[Data excerpts]
————————

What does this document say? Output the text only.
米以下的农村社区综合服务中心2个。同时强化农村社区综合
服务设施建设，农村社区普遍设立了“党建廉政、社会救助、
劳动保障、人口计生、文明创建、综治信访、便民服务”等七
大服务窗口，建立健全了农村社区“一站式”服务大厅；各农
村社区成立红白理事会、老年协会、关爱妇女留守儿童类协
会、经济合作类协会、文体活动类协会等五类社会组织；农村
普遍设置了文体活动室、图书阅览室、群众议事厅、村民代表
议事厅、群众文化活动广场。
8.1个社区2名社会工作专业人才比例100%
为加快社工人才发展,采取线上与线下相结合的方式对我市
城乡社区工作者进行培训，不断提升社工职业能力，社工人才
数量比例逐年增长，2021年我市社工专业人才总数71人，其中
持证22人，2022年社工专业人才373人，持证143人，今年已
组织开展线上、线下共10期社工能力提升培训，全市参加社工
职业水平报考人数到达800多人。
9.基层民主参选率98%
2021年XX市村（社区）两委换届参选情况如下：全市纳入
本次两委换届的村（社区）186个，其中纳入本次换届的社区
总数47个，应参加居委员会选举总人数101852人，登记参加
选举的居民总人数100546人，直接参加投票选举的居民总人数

————————

▸ **WHAT TO WORK ON**
Type out the whole listing above again, exactly as it stands.

▸ **TASK ANSWER**
What does this document say? Output the text only.
米以下的农村社区综合服务中心2个。同时强化农村社区综合
服务设施建设，农村社区普遍设立了“党建廉政、社会救助、
劳动保障、人口计生、文明创建、综治信访、便民服务”等七
大服务窗口，建立健全了农村社区“一站式”服务大厅；各农
村社区成立红白理事会、老年协会、关爱妇女留守儿童类协
会、经济合作类协会、文体活动类协会等五类社会组织；农村
普遍设置了文体活动室、图书阅览室、群众议事厅、村民代表
议事厅、群众文化活动广场。
8.1个社区2名社会工作专业人才比例100%
为加快社工人才发展,采取线上与线下相结合的方式对我市
城乡社区工作者进行培训，不断提升社工职业能力，社工人才
数量比例逐年增长，2021年我市社工专业人才总数71人，其中
持证22人，2022年社工专业人才373人，持证143人，今年已
组织开展线上、线下共10期社工能力提升培训，全市参加社工
职业水平报考人数到达800多人。
9.基层民主参选率98%
2021年XX市村（社区）两委换届参选情况如下：全市纳入
本次两委换届的村（社区）186个，其中纳入本次换届的社区
总数47个，应参加居委员会选举总人数101852人，登记参加
选举的居民总人数100546人，直接参加投票选举的居民总人数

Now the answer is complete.